* Work required:
Write the records out again exactly, leaving no images in.

┌──

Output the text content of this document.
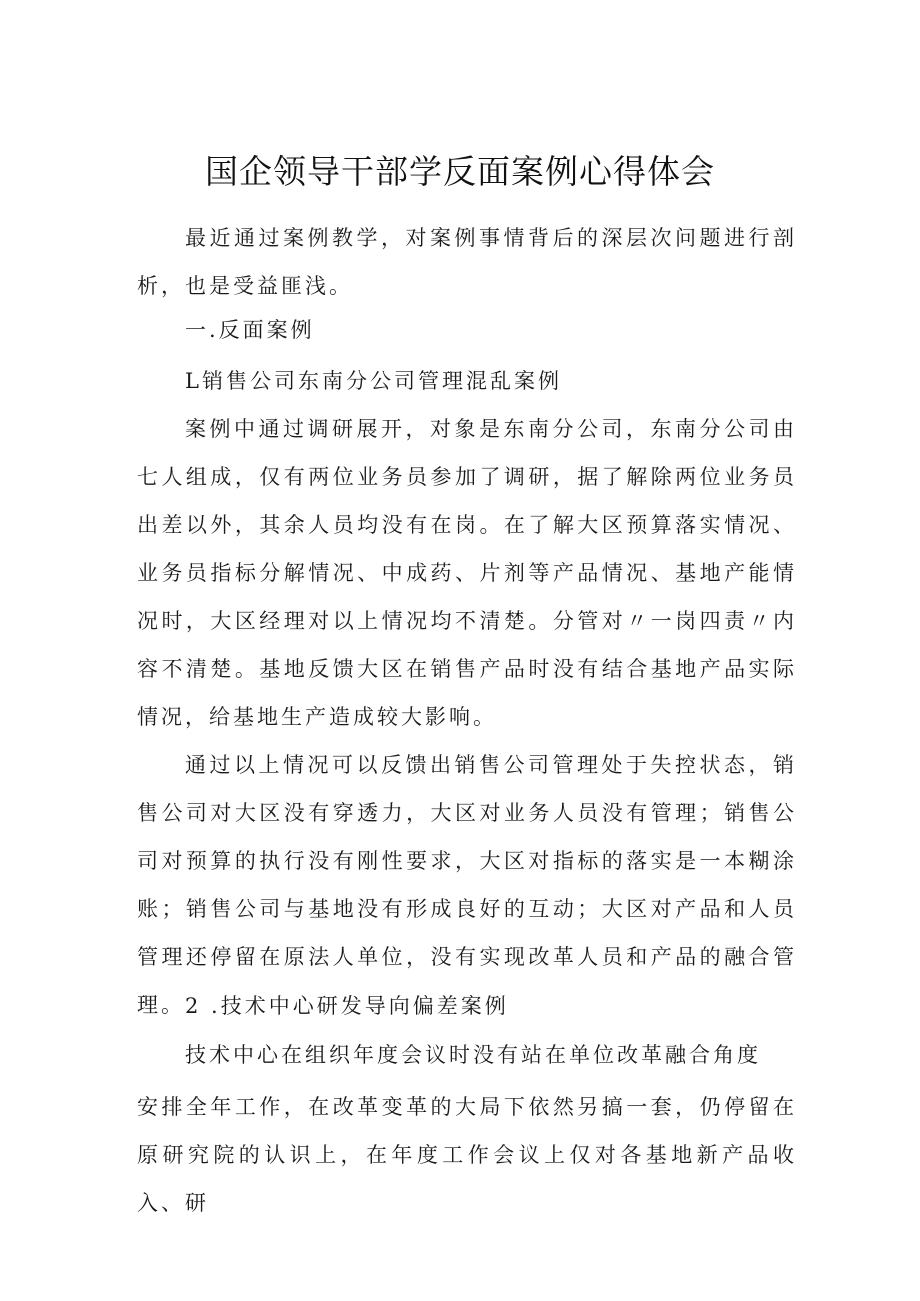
国企领导干部学反面案例心得体会

最近通过案例教学，对案例事情背后的深层次问题进行剖析，也是受益匪浅。

一.反面案例

L销售公司东南分公司管理混乱案例

案例中通过调研展开，对象是东南分公司，东南分公司由七人组成，仅有两位业务员参加了调研，据了解除两位业务员出差以外，其余人员均没有在岗。在了解大区预算落实情况、业务员指标分解情况、中成药、片剂等产品情况、基地产能情况时，大区经理对以上情况均不清楚。分管对〃一岗四责〃内容不清楚。基地反馈大区在销售产品时没有结合基地产品实际情况，给基地生产造成较大影响。

通过以上情况可以反馈出销售公司管理处于失控状态，销售公司对大区没有穿透力，大区对业务人员没有管理；销售公司对预算的执行没有刚性要求，大区对指标的落实是一本糊涂账；销售公司与基地没有形成良好的互动；大区对产品和人员管理还停留在原法人单位，没有实现改革人员和产品的融合管理。 2 .技术中心研发导向偏差案例

技术中心在组织年度会议时没有站在单位改革融合角度

安排全年工作，在改革变革的大局下依然另搞一套，仍停留在原研究院的认识上，在年度工作会议上仅对各基地新产品收入、研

└──

* Correct answer:
Output the text content of this document.
国企领导干部学反面案例心得体会

最近通过案例教学，对案例事情背后的深层次问题进行剖析，也是受益匪浅。

一.反面案例

L销售公司东南分公司管理混乱案例

案例中通过调研展开，对象是东南分公司，东南分公司由七人组成，仅有两位业务员参加了调研，据了解除两位业务员出差以外，其余人员均没有在岗。在了解大区预算落实情况、业务员指标分解情况、中成药、片剂等产品情况、基地产能情况时，大区经理对以上情况均不清楚。分管对〃一岗四责〃内容不清楚。基地反馈大区在销售产品时没有结合基地产品实际情况，给基地生产造成较大影响。

通过以上情况可以反馈出销售公司管理处于失控状态，销售公司对大区没有穿透力，大区对业务人员没有管理；销售公司对预算的执行没有刚性要求，大区对指标的落实是一本糊涂账；销售公司与基地没有形成良好的互动；大区对产品和人员管理还停留在原法人单位，没有实现改革人员和产品的融合管理。 2 .技术中心研发导向偏差案例

技术中心在组织年度会议时没有站在单位改革融合角度

安排全年工作，在改革变革的大局下依然另搞一套，仍停留在原研究院的认识上，在年度工作会议上仅对各基地新产品收入、研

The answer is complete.